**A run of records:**

* Start *

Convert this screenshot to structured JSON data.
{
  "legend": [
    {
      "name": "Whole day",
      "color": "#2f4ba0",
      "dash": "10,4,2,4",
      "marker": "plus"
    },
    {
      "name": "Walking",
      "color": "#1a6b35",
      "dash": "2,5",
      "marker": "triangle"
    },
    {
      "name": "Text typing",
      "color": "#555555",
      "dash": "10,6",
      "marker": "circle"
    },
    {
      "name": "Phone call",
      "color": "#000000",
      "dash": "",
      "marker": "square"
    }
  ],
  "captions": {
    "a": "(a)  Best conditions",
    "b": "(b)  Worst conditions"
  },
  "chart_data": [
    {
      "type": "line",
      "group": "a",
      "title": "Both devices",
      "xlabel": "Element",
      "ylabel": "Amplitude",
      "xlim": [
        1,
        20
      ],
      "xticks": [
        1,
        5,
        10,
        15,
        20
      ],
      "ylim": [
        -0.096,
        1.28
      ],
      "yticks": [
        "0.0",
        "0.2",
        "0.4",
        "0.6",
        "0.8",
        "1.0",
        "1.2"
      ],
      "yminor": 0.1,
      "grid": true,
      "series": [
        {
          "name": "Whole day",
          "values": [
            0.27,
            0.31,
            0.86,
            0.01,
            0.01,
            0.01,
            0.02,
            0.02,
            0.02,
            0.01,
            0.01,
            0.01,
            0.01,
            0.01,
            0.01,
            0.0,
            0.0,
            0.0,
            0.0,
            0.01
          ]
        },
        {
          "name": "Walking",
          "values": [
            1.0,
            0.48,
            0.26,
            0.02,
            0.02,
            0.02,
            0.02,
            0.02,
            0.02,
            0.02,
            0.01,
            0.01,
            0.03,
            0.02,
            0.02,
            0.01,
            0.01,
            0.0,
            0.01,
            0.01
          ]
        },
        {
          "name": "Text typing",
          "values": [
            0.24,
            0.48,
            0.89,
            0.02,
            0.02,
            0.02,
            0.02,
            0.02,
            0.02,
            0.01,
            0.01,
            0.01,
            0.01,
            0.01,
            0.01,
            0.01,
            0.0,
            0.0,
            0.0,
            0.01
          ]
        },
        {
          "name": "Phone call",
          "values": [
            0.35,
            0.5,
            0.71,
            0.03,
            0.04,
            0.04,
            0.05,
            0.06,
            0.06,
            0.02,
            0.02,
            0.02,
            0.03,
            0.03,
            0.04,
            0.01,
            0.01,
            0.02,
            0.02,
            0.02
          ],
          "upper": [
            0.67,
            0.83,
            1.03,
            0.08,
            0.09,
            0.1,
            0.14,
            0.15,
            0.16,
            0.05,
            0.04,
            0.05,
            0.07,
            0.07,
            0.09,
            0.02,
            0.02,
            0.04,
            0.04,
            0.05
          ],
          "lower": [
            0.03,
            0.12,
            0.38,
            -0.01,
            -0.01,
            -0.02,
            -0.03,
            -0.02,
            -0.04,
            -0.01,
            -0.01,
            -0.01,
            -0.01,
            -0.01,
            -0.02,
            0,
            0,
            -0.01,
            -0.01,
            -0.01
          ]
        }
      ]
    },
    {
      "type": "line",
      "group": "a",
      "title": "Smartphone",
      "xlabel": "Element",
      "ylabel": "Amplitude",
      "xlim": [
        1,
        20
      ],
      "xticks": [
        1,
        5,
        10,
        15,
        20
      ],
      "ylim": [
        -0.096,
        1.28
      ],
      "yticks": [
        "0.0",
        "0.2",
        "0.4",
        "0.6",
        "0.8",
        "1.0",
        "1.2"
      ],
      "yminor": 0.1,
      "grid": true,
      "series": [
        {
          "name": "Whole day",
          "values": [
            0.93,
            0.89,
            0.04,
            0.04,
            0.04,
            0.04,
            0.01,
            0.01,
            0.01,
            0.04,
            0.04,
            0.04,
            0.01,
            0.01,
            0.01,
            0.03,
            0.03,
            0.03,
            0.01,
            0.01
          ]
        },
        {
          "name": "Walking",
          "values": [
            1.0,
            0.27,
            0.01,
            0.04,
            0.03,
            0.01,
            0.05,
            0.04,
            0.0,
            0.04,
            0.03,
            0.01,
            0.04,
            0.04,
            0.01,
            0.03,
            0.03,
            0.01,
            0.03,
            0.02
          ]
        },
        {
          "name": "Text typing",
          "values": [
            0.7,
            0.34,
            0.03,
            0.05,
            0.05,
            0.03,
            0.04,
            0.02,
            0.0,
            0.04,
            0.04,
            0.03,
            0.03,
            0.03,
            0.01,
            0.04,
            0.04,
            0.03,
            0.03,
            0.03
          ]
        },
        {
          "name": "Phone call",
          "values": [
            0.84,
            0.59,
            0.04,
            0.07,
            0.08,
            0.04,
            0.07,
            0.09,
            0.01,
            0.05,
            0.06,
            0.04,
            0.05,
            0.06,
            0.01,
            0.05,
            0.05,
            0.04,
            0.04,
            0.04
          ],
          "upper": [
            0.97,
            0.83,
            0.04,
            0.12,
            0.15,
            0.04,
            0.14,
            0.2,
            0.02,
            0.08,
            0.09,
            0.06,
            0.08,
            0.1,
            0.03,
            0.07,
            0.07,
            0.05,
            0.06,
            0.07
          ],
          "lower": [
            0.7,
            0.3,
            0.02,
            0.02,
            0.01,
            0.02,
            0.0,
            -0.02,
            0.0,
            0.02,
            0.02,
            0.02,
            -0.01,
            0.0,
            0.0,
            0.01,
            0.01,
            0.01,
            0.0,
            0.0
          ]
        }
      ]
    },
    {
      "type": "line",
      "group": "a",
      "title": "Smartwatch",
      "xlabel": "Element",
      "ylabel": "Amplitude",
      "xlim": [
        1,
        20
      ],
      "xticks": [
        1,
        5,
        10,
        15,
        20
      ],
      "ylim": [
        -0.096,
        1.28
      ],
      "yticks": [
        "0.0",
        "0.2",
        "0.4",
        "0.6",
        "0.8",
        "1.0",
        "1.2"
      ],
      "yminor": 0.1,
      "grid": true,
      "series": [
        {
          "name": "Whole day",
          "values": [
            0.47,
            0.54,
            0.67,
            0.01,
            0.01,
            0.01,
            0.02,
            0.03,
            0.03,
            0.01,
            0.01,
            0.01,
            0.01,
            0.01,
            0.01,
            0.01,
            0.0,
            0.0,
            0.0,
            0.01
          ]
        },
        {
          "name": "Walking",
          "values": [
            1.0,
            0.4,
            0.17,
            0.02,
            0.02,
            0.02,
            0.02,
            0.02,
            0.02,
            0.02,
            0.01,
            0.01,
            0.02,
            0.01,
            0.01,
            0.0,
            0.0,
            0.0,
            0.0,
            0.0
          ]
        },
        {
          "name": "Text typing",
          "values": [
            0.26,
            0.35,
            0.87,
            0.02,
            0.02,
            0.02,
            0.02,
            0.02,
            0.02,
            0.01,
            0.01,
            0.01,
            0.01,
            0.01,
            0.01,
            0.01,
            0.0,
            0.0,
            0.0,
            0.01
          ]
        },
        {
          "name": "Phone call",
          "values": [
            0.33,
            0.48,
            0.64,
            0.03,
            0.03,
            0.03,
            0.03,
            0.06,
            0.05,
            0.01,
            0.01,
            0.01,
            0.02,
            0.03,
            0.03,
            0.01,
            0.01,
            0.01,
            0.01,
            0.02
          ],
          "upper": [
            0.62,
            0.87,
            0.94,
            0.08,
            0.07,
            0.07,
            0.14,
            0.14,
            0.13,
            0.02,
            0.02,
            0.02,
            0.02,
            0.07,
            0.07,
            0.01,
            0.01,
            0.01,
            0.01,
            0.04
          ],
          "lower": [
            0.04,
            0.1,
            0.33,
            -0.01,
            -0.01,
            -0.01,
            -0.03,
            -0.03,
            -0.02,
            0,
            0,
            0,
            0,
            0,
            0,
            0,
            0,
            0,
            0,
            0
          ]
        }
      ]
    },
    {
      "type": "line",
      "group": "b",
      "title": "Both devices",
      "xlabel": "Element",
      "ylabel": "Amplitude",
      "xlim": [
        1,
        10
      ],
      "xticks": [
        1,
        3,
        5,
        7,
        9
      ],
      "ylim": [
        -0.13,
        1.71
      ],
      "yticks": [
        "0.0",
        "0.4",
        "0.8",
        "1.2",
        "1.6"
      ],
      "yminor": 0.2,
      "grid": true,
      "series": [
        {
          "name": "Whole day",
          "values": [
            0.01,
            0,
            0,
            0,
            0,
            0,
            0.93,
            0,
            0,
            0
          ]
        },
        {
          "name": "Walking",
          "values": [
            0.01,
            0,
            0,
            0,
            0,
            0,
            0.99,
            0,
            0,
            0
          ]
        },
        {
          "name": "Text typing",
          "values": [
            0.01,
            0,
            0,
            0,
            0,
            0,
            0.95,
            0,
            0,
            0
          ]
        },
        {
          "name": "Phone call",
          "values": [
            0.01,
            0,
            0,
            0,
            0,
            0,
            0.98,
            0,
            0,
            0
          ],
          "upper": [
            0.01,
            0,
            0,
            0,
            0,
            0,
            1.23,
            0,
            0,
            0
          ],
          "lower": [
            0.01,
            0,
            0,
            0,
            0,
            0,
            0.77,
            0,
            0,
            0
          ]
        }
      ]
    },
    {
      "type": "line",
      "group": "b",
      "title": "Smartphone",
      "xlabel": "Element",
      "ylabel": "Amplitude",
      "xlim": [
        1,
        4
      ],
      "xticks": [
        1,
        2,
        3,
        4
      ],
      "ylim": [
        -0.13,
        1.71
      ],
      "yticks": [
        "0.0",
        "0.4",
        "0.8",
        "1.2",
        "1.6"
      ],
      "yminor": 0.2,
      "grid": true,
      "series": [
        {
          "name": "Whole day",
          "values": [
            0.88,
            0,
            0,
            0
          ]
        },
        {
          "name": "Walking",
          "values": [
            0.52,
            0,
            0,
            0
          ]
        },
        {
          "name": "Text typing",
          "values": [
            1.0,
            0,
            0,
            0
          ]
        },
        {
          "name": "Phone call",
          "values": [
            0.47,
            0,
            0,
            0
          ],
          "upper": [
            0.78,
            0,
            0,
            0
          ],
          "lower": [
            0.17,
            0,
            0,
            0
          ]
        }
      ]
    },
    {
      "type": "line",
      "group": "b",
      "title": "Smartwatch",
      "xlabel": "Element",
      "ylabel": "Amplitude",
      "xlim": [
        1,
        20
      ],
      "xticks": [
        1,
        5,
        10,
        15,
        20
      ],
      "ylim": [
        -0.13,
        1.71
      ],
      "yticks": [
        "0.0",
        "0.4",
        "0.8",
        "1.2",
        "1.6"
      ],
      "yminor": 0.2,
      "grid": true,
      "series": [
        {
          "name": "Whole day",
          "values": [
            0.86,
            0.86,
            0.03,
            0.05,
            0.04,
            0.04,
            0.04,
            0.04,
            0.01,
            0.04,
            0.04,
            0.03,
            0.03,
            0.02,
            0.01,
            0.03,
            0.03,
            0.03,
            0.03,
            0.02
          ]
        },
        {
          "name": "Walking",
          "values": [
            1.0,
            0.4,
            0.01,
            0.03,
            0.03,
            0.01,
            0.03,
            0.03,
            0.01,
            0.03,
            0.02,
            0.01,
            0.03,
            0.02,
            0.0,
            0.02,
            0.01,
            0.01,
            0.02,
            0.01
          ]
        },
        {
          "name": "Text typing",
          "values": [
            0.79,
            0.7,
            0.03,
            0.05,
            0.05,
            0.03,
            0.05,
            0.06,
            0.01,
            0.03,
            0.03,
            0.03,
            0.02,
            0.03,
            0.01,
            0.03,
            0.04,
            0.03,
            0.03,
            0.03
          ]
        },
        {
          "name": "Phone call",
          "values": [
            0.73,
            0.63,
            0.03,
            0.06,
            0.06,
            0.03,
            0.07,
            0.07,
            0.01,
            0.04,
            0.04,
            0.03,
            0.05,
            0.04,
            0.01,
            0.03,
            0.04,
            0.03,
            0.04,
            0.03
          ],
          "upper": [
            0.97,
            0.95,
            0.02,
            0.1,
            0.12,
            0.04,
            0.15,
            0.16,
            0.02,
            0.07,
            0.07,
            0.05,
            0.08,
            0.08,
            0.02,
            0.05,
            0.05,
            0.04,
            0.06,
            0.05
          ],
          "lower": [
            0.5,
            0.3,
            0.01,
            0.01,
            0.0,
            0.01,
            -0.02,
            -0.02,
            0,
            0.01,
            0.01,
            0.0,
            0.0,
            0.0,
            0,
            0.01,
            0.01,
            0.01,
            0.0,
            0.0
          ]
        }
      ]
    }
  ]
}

* End *

Copy every single line of the material above that holds "conditions".

    "a": "(a)  Best conditions",
    "b": "(b)  Worst conditions"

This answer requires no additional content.